Omit all pictures. Copy the rest of the material exactly.

--- Start ---

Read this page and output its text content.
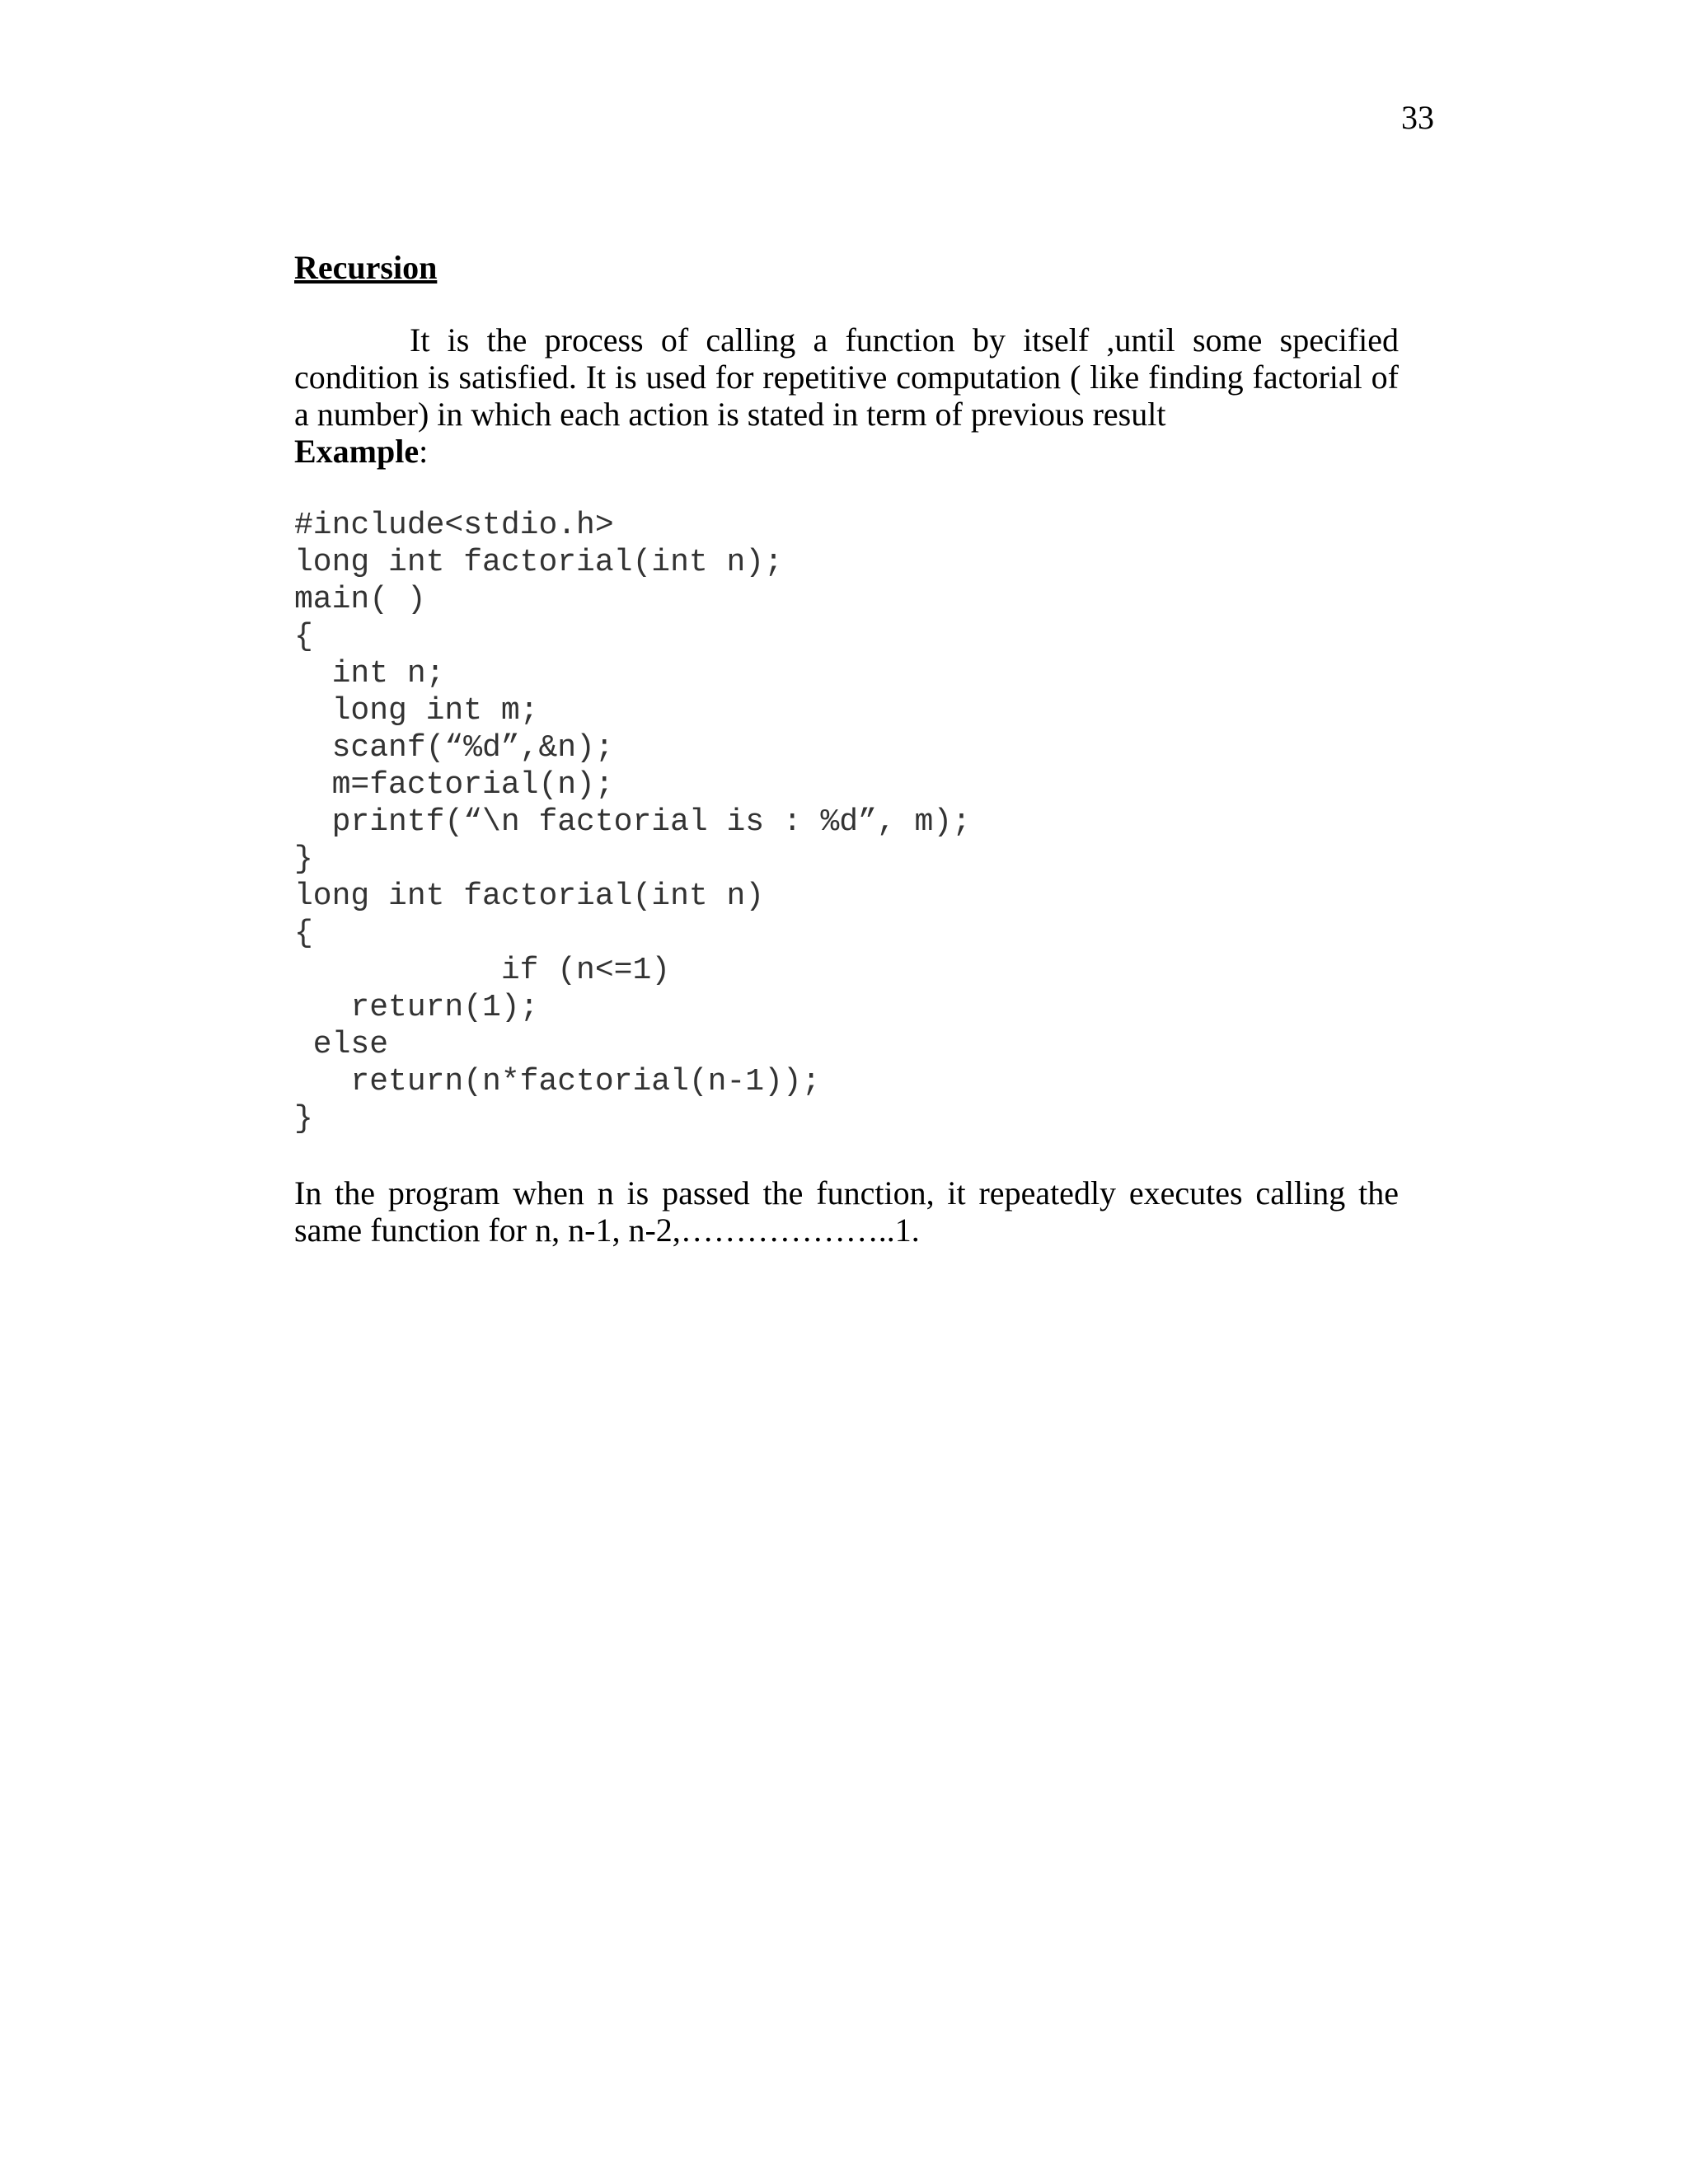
33
Recursion

It is the process of calling a function by itself ,until some specified condition is satisfied. It is used for repetitive computation ( like finding factorial of a number) in which each action is stated in term of previous result

Example:

#include<stdio.h>
long int factorial(int n);
main( )
{
int n;
long int m;
scanf(“%d”,&n);
m=factorial(n);
printf(“\n factorial is : %d”, m);
}
long int factorial(int n)
{
if (n<=1)
return(1);
else
return(n*factorial(n-1));
}

In the program when n is passed the function, it repeatedly executes calling the same function for n, n-1, n-2,………………..1.
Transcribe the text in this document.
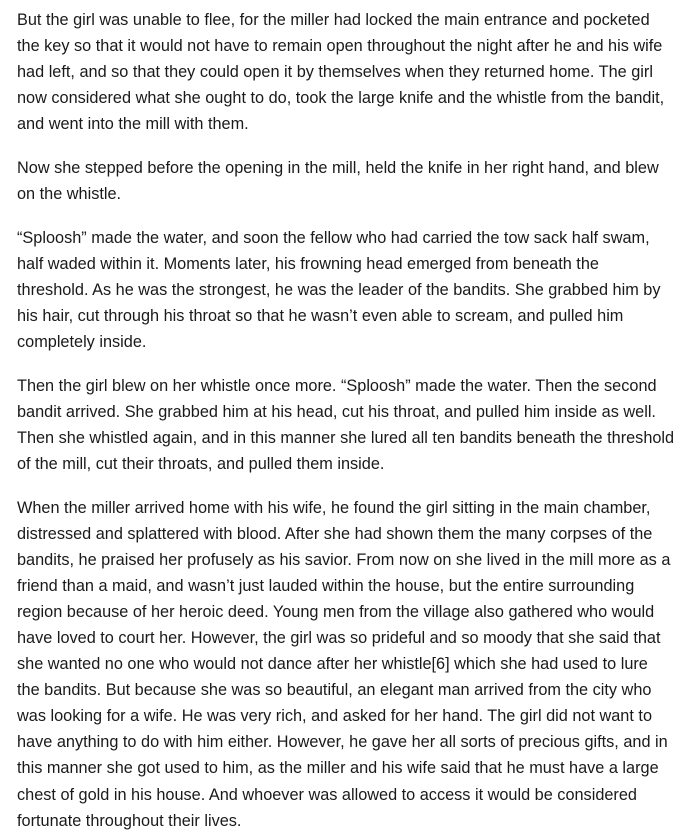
But the girl was unable to flee, for the miller had locked the main entrance and pocketed
the key so that it would not have to remain open throughout the night after he and his wife
had left, and so that they could open it by themselves when they returned home. The girl
now considered what she ought to do, took the large knife and the whistle from the bandit,
and went into the mill with them.

Now she stepped before the opening in the mill, held the knife in her right hand, and blew
on the whistle.

“Sploosh” made the water, and soon the fellow who had carried the tow sack half swam,
half waded within it. Moments later, his frowning head emerged from beneath the
threshold. As he was the strongest, he was the leader of the bandits. She grabbed him by
his hair, cut through his throat so that he wasn’t even able to scream, and pulled him
completely inside.

Then the girl blew on her whistle once more. “Sploosh” made the water. Then the second
bandit arrived. She grabbed him at his head, cut his throat, and pulled him inside as well.
Then she whistled again, and in this manner she lured all ten bandits beneath the threshold
of the mill, cut their throats, and pulled them inside.

When the miller arrived home with his wife, he found the girl sitting in the main chamber,
distressed and splattered with blood. After she had shown them the many corpses of the
bandits, he praised her profusely as his savior. From now on she lived in the mill more as a
friend than a maid, and wasn’t just lauded within the house, but the entire surrounding
region because of her heroic deed. Young men from the village also gathered who would
have loved to court her. However, the girl was so prideful and so moody that she said that
she wanted no one who would not dance after her whistle[6] which she had used to lure
the bandits. But because she was so beautiful, an elegant man arrived from the city who
was looking for a wife. He was very rich, and asked for her hand. The girl did not want to
have anything to do with him either. However, he gave her all sorts of precious gifts, and in
this manner she got used to him, as the miller and his wife said that he must have a large
chest of gold in his house. And whoever was allowed to access it would be considered
fortunate throughout their lives.
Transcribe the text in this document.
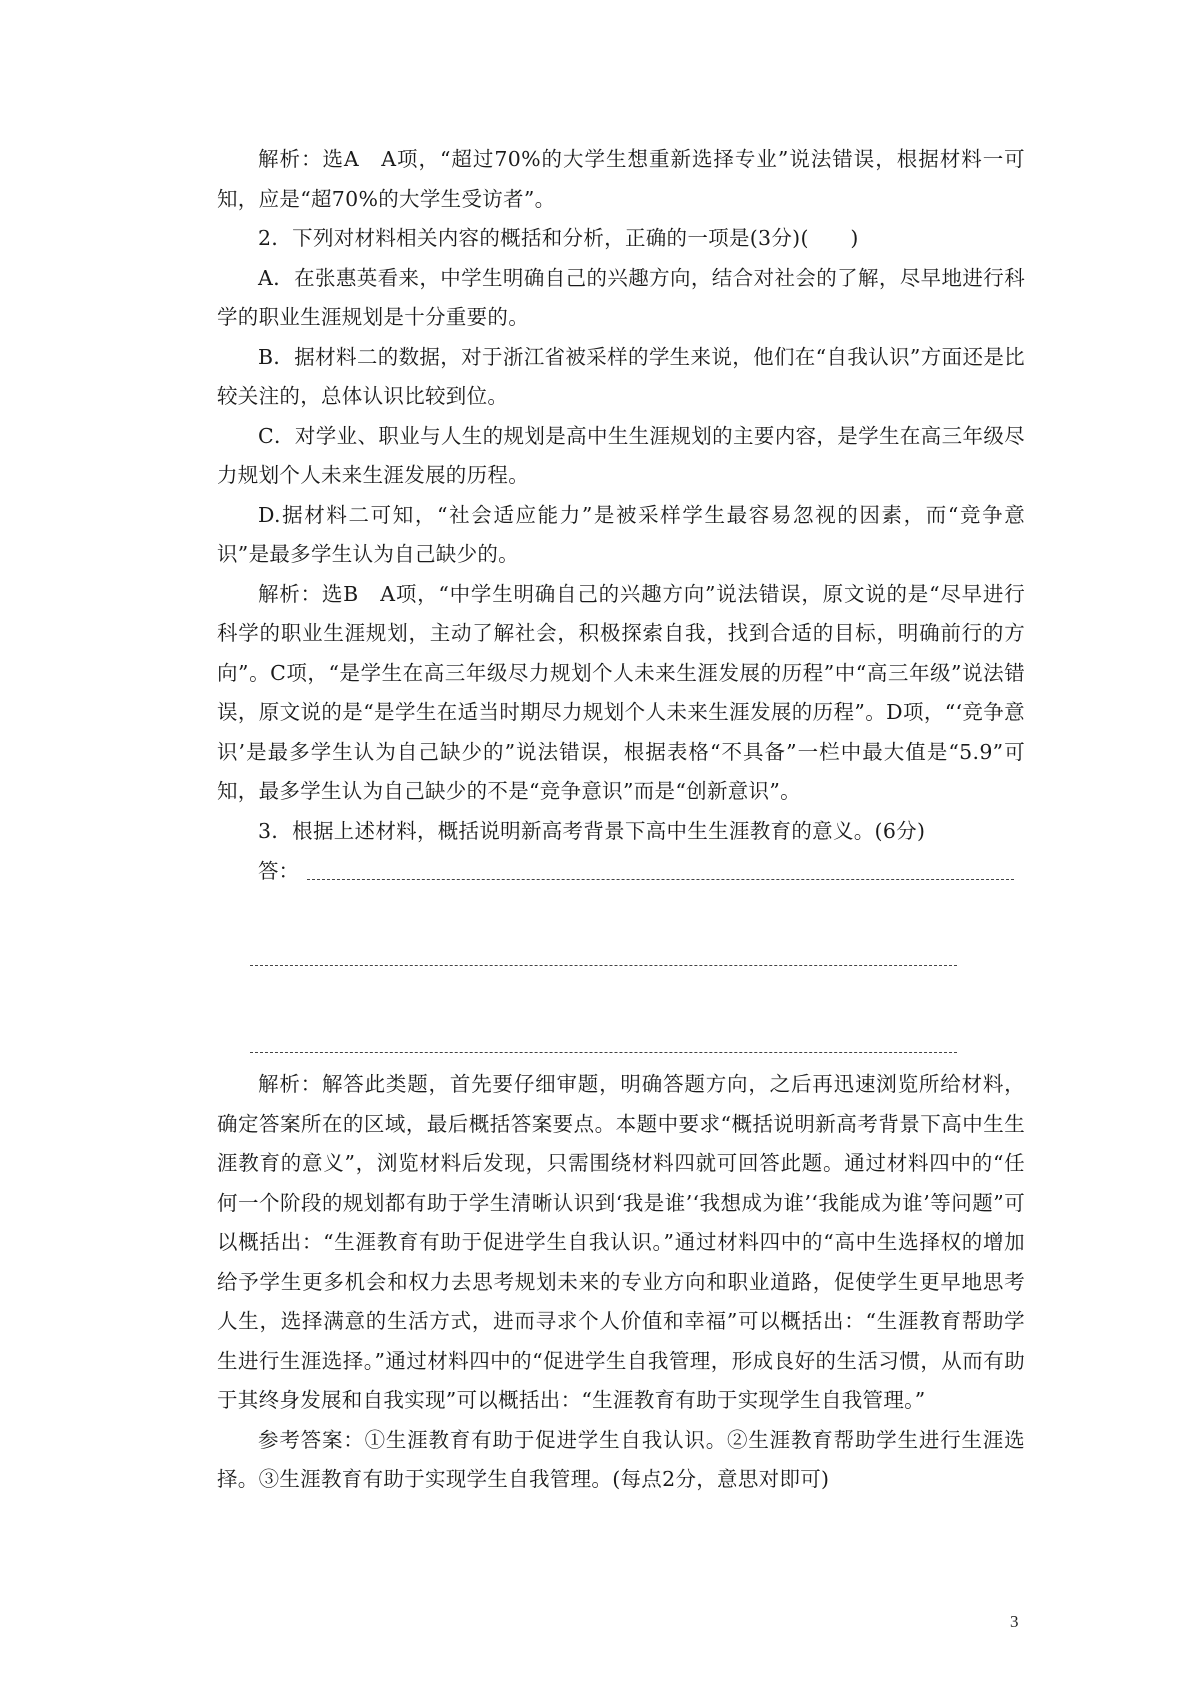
解析：选A　A项，“超过70%的大学生想重新选择专业”说法错误，根据材料一可知，应是“超70%的大学生受访者”。

2．下列对材料相关内容的概括和分析，正确的一项是(3分)(　　)

A．在张惠英看来，中学生明确自己的兴趣方向，结合对社会的了解，尽早地进行科学的职业生涯规划是十分重要的。

B．据材料二的数据，对于浙江省被采样的学生来说，他们在“自我认识”方面还是比较关注的，总体认识比较到位。

C．对学业、职业与人生的规划是高中生生涯规划的主要内容，是学生在高三年级尽力规划个人未来生涯发展的历程。

D.据材料二可知，“社会适应能力”是被采样学生最容易忽视的因素，而“竞争意识”是最多学生认为自己缺少的。

解析：选B　A项，“中学生明确自己的兴趣方向”说法错误，原文说的是“尽早进行科学的职业生涯规划，主动了解社会，积极探索自我，找到合适的目标，明确前行的方向”。C项，“是学生在高三年级尽力规划个人未来生涯发展的历程”中“高三年级”说法错误，原文说的是“是学生在适当时期尽力规划个人未来生涯发展的历程”。D项，“‘竞争意识’是最多学生认为自己缺少的”说法错误，根据表格“不具备”一栏中最大值是“5.9”可知，最多学生认为自己缺少的不是“竞争意识”而是“创新意识”。

3．根据上述材料，概括说明新高考背景下高中生生涯教育的意义。(6分)

答：

解析：解答此类题，首先要仔细审题，明确答题方向，之后再迅速浏览所给材料，确定答案所在的区域，最后概括答案要点。本题中要求“概括说明新高考背景下高中生生涯教育的意义”，浏览材料后发现，只需围绕材料四就可回答此题。通过材料四中的“任何一个阶段的规划都有助于学生清晰认识到‘我是谁’‘我想成为谁’‘我能成为谁’等问题”可以概括出：“生涯教育有助于促进学生自我认识。”通过材料四中的“高中生选择权的增加给予学生更多机会和权力去思考规划未来的专业方向和职业道路，促使学生更早地思考人生，选择满意的生活方式，进而寻求个人价值和幸福”可以概括出：“生涯教育帮助学生进行生涯选择。”通过材料四中的“促进学生自我管理，形成良好的生活习惯，从而有助于其终身发展和自我实现”可以概括出：“生涯教育有助于实现学生自我管理。”

参考答案：①生涯教育有助于促进学生自我认识。②生涯教育帮助学生进行生涯选择。③生涯教育有助于实现学生自我管理。(每点2分，意思对即可)

3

--- End ---

Full output:
Read this page and output its text content.
33
Recursion

It is the process of calling a function by itself ,until some specified condition is satisfied. It is used for repetitive computation ( like finding factorial of a number) in which each action is stated in term of previous result

Example:

#include<stdio.h>
long int factorial(int n);
main( )
{
int n;
long int m;
scanf(“%d”,&n);
m=factorial(n);
printf(“\n factorial is : %d”, m);
}
long int factorial(int n)
{
if (n<=1)
return(1);
else
return(n*factorial(n-1));
}

In the program when n is passed the function, it repeatedly executes calling the same function for n, n-1, n-2,………………..1.
Transcribe the text in this document.
But the girl was unable to flee, for the miller had locked the main entrance and pocketed
the key so that it would not have to remain open throughout the night after he and his wife
had left, and so that they could open it by themselves when they returned home. The girl
now considered what she ought to do, took the large knife and the whistle from the bandit,
and went into the mill with them.

Now she stepped before the opening in the mill, held the knife in her right hand, and blew
on the whistle.

“Sploosh” made the water, and soon the fellow who had carried the tow sack half swam,
half waded within it. Moments later, his frowning head emerged from beneath the
threshold. As he was the strongest, he was the leader of the bandits. She grabbed him by
his hair, cut through his throat so that he wasn’t even able to scream, and pulled him
completely inside.

Then the girl blew on her whistle once more. “Sploosh” made the water. Then the second
bandit arrived. She grabbed him at his head, cut his throat, and pulled him inside as well.
Then she whistled again, and in this manner she lured all ten bandits beneath the threshold
of the mill, cut their throats, and pulled them inside.

When the miller arrived home with his wife, he found the girl sitting in the main chamber,
distressed and splattered with blood. After she had shown them the many corpses of the
bandits, he praised her profusely as his savior. From now on she lived in the mill more as a
friend than a maid, and wasn’t just lauded within the house, but the entire surrounding
region because of her heroic deed. Young men from the village also gathered who would
have loved to court her. However, the girl was so prideful and so moody that she said that
she wanted no one who would not dance after her whistle[6] which she had used to lure
the bandits. But because she was so beautiful, an elegant man arrived from the city who
was looking for a wife. He was very rich, and asked for her hand. The girl did not want to
have anything to do with him either. However, he gave her all sorts of precious gifts, and in
this manner she got used to him, as the miller and his wife said that he must have a large
chest of gold in his house. And whoever was allowed to access it would be considered
fortunate throughout their lives.
Transcribe the text in this document.
解析：选A　A项，“超过70%的大学生想重新选择专业”说法错误，根据材料一可知，应是“超70%的大学生受访者”。

2．下列对材料相关内容的概括和分析，正确的一项是(3分)(　　)

A．在张惠英看来，中学生明确自己的兴趣方向，结合对社会的了解，尽早地进行科学的职业生涯规划是十分重要的。

B．据材料二的数据，对于浙江省被采样的学生来说，他们在“自我认识”方面还是比较关注的，总体认识比较到位。

C．对学业、职业与人生的规划是高中生生涯规划的主要内容，是学生在高三年级尽力规划个人未来生涯发展的历程。

D.据材料二可知，“社会适应能力”是被采样学生最容易忽视的因素，而“竞争意识”是最多学生认为自己缺少的。

解析：选B　A项，“中学生明确自己的兴趣方向”说法错误，原文说的是“尽早进行科学的职业生涯规划，主动了解社会，积极探索自我，找到合适的目标，明确前行的方向”。C项，“是学生在高三年级尽力规划个人未来生涯发展的历程”中“高三年级”说法错误，原文说的是“是学生在适当时期尽力规划个人未来生涯发展的历程”。D项，“‘竞争意识’是最多学生认为自己缺少的”说法错误，根据表格“不具备”一栏中最大值是“5.9”可知，最多学生认为自己缺少的不是“竞争意识”而是“创新意识”。

3．根据上述材料，概括说明新高考背景下高中生生涯教育的意义。(6分)

答：

解析：解答此类题，首先要仔细审题，明确答题方向，之后再迅速浏览所给材料，确定答案所在的区域，最后概括答案要点。本题中要求“概括说明新高考背景下高中生生涯教育的意义”，浏览材料后发现，只需围绕材料四就可回答此题。通过材料四中的“任何一个阶段的规划都有助于学生清晰认识到‘我是谁’‘我想成为谁’‘我能成为谁’等问题”可以概括出：“生涯教育有助于促进学生自我认识。”通过材料四中的“高中生选择权的增加给予学生更多机会和权力去思考规划未来的专业方向和职业道路，促使学生更早地思考人生，选择满意的生活方式，进而寻求个人价值和幸福”可以概括出：“生涯教育帮助学生进行生涯选择。”通过材料四中的“促进学生自我管理，形成良好的生活习惯，从而有助于其终身发展和自我实现”可以概括出：“生涯教育有助于实现学生自我管理。”

参考答案：①生涯教育有助于促进学生自我认识。②生涯教育帮助学生进行生涯选择。③生涯教育有助于实现学生自我管理。(每点2分，意思对即可)

3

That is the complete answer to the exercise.